(Dataset rows about figures)
- - - -
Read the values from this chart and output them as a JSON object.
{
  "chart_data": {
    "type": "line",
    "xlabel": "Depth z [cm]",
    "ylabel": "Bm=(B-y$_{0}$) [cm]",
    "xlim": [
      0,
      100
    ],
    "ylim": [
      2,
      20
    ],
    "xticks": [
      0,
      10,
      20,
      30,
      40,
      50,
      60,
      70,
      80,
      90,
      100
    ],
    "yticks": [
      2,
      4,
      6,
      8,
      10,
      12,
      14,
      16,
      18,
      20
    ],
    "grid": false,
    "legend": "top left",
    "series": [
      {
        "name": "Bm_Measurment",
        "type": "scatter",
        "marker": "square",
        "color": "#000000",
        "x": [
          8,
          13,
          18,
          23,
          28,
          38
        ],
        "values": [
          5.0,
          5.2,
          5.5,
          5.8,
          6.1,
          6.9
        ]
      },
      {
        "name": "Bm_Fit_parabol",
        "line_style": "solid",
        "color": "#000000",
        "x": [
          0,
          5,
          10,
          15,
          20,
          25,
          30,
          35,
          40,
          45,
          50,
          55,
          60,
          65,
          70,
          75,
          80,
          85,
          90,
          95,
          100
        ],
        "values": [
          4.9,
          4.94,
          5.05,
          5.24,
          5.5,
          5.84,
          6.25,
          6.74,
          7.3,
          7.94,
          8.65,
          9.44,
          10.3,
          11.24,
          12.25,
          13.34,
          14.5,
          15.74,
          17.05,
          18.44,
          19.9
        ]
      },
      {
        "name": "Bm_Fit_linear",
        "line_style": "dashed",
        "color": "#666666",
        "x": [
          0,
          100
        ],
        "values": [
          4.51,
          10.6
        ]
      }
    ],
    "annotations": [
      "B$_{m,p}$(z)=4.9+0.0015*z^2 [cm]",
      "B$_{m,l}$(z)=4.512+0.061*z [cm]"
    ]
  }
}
- - - -
◆ **Description of the task**
Select every line in the records above that contains the word "name".

◆ **Exercise response**
        "name": "Bm_Measurment",
        "name": "Bm_Fit_parabol",
        "name": "Bm_Fit_linear",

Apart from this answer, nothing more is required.